* begin RAW RECORDS *

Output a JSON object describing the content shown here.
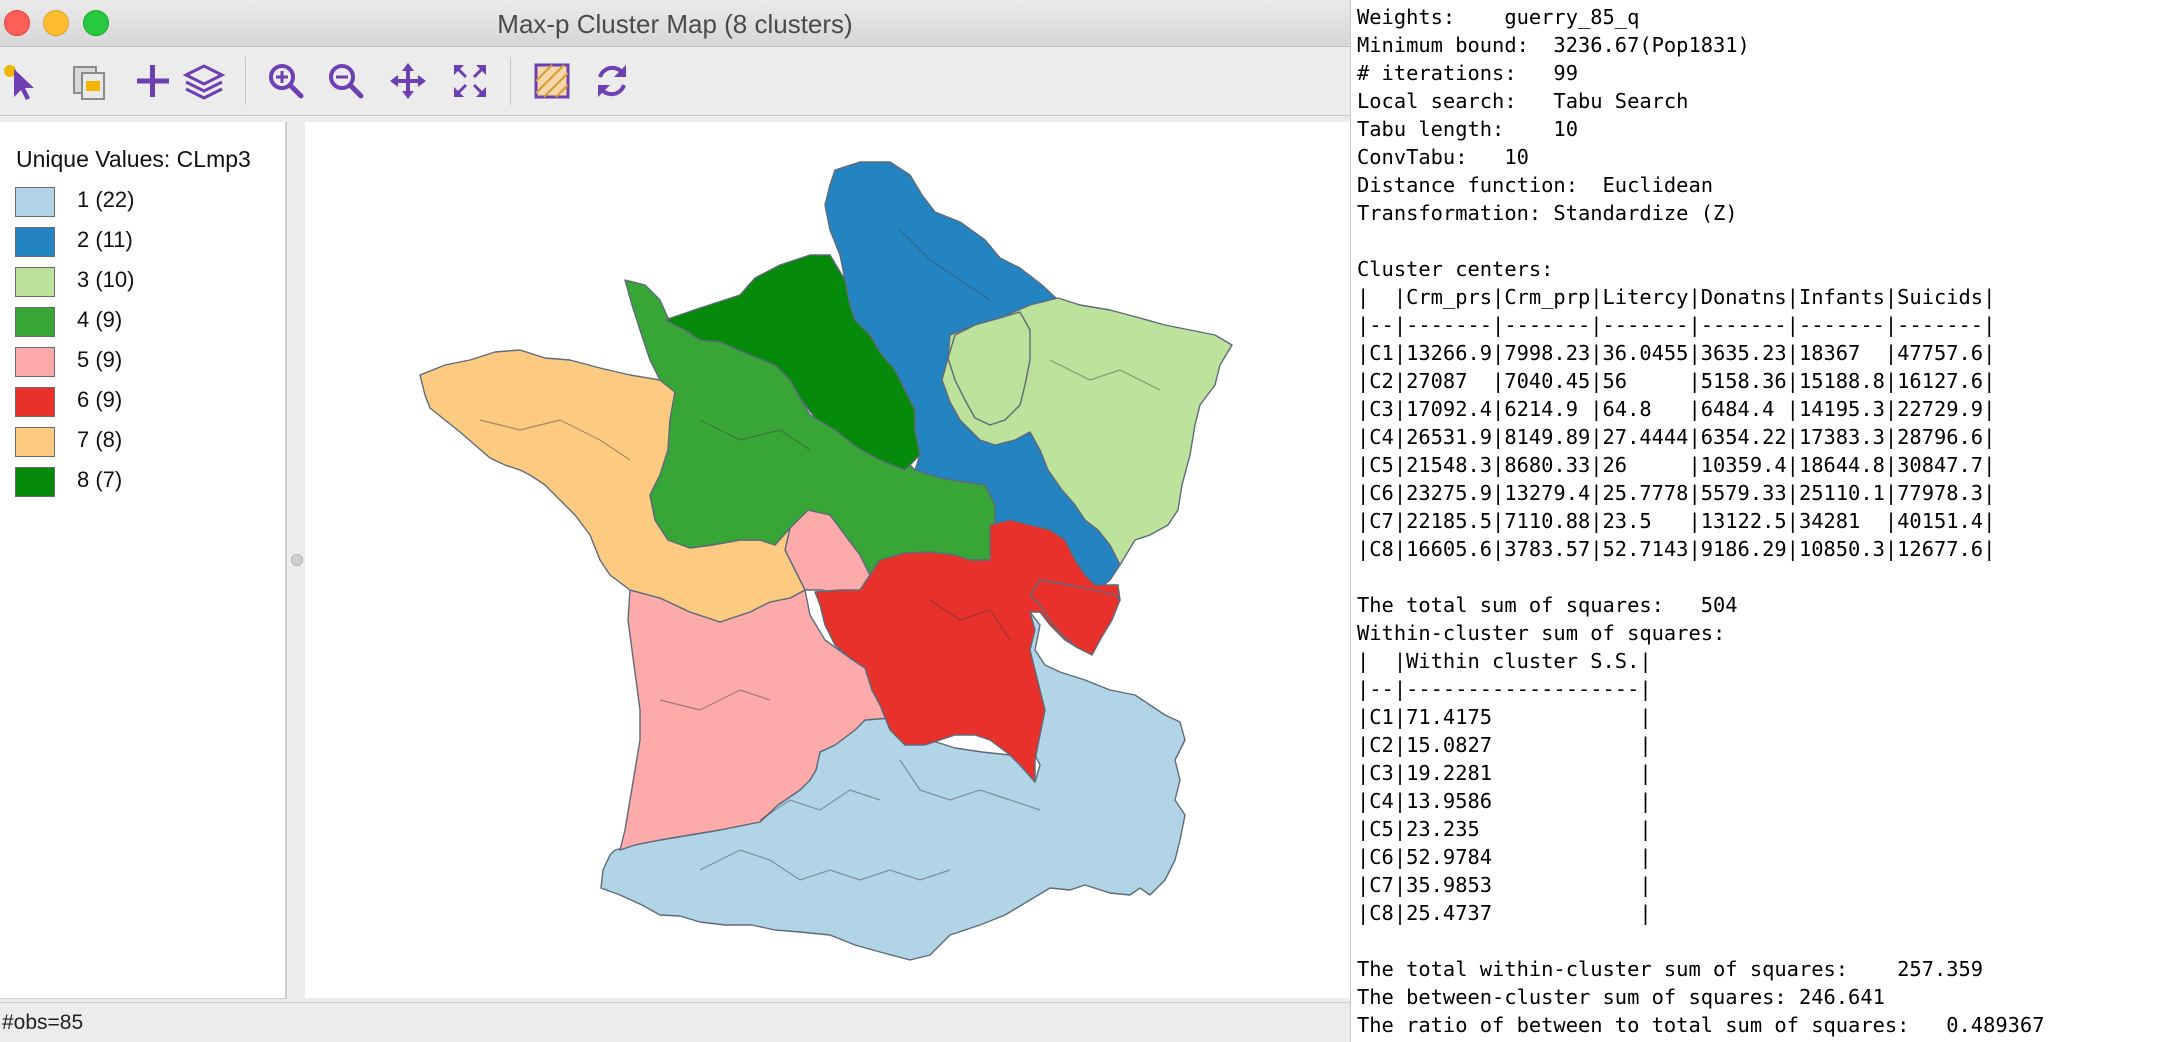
{
  "window": {
    "title": "Max-p Cluster Map (8 clusters)"
  },
  "toolbar": {
    "buttons": [
      {
        "name": "select-tool-icon"
      },
      {
        "name": "copy-image-icon"
      },
      {
        "name": "add-icon"
      },
      {
        "name": "layers-icon"
      },
      {
        "name": "zoom-in-icon"
      },
      {
        "name": "zoom-out-icon"
      },
      {
        "name": "pan-icon"
      },
      {
        "name": "fit-extent-icon"
      },
      {
        "name": "selection-options-icon"
      },
      {
        "name": "refresh-icon"
      }
    ]
  },
  "legend": {
    "title": "Unique Values: CLmp3",
    "items": [
      {
        "label": "1 (22)",
        "color": "#b2d4e7"
      },
      {
        "label": "2 (11)",
        "color": "#2484c2"
      },
      {
        "label": "3 (10)",
        "color": "#bde29b"
      },
      {
        "label": "4 (9)",
        "color": "#37a637"
      },
      {
        "label": "5 (9)",
        "color": "#fcaaaa"
      },
      {
        "label": "6 (9)",
        "color": "#e8312b"
      },
      {
        "label": "7 (8)",
        "color": "#fdca82"
      },
      {
        "label": "8 (7)",
        "color": "#058a0b"
      }
    ]
  },
  "status": {
    "text": "#obs=85"
  },
  "report": {
    "lines": [
      "Weights:    guerry_85_q",
      "Minimum bound:  3236.67(Pop1831)",
      "# iterations:   99",
      "Local search:   Tabu Search",
      "Tabu length:    10",
      "ConvTabu:   10",
      "Distance function:  Euclidean",
      "Transformation: Standardize (Z)",
      "",
      "Cluster centers:",
      "|  |Crm_prs|Crm_prp|Litercy|Donatns|Infants|Suicids|",
      "|--|-------|-------|-------|-------|-------|-------|",
      "|C1|13266.9|7998.23|36.0455|3635.23|18367  |47757.6|",
      "|C2|27087  |7040.45|56     |5158.36|15188.8|16127.6|",
      "|C3|17092.4|6214.9 |64.8   |6484.4 |14195.3|22729.9|",
      "|C4|26531.9|8149.89|27.4444|6354.22|17383.3|28796.6|",
      "|C5|21548.3|8680.33|26     |10359.4|18644.8|30847.7|",
      "|C6|23275.9|13279.4|25.7778|5579.33|25110.1|77978.3|",
      "|C7|22185.5|7110.88|23.5   |13122.5|34281  |40151.4|",
      "|C8|16605.6|3783.57|52.7143|9186.29|10850.3|12677.6|",
      "",
      "The total sum of squares:   504",
      "Within-cluster sum of squares:",
      "|  |Within cluster S.S.|",
      "|--|-------------------|",
      "|C1|71.4175            |",
      "|C2|15.0827            |",
      "|C3|19.2281            |",
      "|C4|13.9586            |",
      "|C5|23.235             |",
      "|C6|52.9784            |",
      "|C7|35.9853            |",
      "|C8|25.4737            |",
      "",
      "The total within-cluster sum of squares:    257.359",
      "The between-cluster sum of squares: 246.641",
      "The ratio of between to total sum of squares:   0.489367"
    ]
  }
}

* end RAW RECORDS *

WRITTEN TASK
Pull out and copy each line containing the string "icon".

SOLVED PROBLEM
        "name": "select-tool-icon"
        "name": "copy-image-icon"
        "name": "add-icon"
        "name": "layers-icon"
        "name": "zoom-in-icon"
        "name": "zoom-out-icon"
        "name": "pan-icon"
        "name": "fit-extent-icon"
        "name": "selection-options-icon"
        "name": "refresh-icon"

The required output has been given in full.